--- Start ---
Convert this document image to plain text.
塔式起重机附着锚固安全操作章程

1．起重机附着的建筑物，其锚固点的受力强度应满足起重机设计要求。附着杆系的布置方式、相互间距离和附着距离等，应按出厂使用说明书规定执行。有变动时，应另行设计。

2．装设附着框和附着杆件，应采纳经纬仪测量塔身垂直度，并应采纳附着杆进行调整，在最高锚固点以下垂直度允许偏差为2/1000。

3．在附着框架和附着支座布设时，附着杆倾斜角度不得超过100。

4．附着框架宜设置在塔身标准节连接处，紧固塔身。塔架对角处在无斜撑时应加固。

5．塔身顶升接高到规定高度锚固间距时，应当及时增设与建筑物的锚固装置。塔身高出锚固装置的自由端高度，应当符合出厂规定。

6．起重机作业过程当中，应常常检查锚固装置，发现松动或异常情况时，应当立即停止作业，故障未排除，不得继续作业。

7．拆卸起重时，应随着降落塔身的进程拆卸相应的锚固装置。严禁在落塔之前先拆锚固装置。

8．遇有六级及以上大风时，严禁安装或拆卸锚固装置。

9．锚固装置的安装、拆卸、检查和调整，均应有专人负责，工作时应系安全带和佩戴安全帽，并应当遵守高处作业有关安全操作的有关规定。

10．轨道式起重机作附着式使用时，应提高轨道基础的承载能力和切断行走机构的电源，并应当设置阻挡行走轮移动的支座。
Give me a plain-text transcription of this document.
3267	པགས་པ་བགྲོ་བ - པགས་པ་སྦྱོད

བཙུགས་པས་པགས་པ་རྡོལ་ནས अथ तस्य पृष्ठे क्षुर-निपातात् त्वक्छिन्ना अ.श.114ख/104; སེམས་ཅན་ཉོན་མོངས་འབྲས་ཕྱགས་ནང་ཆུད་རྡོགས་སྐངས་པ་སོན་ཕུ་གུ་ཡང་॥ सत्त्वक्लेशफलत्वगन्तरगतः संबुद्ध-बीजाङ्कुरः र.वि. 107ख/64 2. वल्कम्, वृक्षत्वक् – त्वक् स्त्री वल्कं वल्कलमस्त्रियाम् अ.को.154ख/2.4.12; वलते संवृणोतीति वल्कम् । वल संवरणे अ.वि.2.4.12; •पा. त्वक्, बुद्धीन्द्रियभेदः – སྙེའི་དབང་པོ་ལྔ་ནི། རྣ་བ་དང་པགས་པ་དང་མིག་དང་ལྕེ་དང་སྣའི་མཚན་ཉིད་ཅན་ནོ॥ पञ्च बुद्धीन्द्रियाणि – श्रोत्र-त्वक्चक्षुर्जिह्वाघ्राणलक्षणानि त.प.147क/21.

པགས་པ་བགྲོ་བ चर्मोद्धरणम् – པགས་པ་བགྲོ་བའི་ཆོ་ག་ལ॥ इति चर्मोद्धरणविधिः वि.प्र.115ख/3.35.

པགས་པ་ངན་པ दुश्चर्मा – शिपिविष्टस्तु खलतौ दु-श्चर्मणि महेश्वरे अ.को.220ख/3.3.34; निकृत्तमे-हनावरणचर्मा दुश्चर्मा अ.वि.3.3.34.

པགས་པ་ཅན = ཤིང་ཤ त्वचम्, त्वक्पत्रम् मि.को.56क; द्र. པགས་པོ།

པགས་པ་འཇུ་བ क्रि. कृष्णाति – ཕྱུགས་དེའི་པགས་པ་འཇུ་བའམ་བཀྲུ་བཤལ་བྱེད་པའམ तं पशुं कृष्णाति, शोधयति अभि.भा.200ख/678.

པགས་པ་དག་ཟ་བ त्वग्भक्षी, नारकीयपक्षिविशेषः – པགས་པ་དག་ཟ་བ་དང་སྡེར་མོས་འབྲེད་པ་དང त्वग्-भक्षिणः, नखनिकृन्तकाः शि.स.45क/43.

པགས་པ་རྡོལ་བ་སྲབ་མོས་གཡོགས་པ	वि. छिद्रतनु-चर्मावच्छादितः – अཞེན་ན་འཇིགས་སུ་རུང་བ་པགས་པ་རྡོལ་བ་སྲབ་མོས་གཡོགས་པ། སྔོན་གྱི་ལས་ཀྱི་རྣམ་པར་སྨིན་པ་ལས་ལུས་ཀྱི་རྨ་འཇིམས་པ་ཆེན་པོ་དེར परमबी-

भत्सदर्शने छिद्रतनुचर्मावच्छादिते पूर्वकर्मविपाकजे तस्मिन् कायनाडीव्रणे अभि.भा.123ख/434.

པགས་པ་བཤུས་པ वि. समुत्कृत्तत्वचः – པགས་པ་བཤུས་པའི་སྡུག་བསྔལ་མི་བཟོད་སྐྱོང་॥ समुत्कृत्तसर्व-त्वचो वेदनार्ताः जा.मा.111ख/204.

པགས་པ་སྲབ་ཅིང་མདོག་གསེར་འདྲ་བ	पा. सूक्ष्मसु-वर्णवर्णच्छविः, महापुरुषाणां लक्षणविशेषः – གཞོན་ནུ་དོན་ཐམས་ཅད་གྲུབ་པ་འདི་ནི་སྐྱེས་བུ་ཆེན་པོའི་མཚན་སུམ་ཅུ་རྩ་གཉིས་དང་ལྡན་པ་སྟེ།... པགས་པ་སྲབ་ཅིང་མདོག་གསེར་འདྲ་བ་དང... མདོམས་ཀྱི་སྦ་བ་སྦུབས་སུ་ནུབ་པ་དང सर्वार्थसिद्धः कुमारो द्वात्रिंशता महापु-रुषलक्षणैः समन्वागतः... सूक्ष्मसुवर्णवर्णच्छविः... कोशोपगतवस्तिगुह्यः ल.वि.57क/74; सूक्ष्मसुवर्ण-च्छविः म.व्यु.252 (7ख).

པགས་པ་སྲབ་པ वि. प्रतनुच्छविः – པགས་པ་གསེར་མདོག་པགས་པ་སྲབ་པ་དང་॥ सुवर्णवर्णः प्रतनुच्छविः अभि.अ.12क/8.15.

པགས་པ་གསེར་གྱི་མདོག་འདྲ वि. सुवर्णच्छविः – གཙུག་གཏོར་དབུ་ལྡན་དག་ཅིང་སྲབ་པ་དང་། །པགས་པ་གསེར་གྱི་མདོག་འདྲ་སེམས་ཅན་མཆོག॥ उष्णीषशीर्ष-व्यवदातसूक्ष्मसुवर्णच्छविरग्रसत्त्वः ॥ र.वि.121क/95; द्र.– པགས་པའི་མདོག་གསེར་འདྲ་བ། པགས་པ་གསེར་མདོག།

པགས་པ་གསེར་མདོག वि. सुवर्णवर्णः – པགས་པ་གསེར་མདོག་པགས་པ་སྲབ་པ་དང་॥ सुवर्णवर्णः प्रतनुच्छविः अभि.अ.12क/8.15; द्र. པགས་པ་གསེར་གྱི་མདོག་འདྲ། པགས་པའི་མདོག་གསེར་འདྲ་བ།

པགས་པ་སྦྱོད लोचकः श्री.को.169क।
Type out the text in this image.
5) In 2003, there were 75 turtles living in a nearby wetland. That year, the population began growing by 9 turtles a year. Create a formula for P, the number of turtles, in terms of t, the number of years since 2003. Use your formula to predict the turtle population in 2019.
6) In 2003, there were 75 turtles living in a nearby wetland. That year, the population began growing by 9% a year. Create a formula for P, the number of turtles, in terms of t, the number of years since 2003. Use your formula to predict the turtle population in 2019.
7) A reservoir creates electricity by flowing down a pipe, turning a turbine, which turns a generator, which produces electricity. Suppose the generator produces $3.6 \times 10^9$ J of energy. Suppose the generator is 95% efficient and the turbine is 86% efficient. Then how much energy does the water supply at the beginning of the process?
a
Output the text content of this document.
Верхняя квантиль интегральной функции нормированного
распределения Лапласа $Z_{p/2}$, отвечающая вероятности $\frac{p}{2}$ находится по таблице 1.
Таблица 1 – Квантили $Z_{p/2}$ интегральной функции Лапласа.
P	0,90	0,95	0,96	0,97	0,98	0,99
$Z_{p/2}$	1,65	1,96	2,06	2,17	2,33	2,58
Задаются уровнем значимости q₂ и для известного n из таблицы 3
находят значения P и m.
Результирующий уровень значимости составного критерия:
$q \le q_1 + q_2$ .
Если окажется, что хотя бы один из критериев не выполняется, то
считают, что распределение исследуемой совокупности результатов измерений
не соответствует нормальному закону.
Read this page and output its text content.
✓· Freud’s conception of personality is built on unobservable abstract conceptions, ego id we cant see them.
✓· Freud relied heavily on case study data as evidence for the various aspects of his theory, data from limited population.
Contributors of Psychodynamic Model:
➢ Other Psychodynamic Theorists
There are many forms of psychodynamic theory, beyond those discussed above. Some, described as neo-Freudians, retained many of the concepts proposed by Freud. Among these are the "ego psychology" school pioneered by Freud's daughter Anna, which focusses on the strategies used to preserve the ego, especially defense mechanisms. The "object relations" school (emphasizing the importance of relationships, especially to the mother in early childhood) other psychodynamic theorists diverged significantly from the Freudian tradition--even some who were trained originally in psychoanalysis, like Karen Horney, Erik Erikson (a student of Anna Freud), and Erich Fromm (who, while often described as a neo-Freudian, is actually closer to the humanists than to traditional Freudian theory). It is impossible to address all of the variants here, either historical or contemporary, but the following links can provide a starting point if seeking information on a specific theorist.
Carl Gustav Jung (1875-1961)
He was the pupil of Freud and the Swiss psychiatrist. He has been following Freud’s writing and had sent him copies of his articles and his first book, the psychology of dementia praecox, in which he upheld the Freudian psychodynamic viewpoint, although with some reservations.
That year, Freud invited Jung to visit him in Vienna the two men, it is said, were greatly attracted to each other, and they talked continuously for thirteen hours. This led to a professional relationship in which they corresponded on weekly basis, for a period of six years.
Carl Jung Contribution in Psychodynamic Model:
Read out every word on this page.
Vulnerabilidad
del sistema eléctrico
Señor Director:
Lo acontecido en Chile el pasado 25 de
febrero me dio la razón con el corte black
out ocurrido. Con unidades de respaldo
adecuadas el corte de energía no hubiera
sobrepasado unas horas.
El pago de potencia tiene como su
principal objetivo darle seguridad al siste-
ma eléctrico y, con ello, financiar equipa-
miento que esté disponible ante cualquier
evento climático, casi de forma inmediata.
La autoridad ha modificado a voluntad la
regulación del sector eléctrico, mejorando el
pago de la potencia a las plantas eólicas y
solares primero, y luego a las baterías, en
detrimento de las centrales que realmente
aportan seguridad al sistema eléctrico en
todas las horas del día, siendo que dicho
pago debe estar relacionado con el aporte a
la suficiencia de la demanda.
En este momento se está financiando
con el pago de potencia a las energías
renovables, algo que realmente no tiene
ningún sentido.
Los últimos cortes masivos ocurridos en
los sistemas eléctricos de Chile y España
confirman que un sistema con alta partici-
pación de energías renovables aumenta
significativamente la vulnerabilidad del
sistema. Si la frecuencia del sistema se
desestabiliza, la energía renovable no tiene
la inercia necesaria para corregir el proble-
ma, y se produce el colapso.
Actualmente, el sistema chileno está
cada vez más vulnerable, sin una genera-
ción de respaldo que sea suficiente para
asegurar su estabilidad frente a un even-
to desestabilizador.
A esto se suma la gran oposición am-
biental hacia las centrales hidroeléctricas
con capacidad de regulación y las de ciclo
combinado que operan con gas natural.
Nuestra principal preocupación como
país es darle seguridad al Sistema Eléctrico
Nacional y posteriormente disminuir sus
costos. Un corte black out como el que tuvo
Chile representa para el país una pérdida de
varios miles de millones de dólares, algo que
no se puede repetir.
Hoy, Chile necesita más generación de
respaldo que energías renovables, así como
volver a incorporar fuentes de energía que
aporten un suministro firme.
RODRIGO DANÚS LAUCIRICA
--- End ---
In the entries above, locate every line with the word "tiene" and copy it.

El pago de potencia tiene como su
renovables, algo que realmente no tiene
desestabiliza, la energía renovable no tiene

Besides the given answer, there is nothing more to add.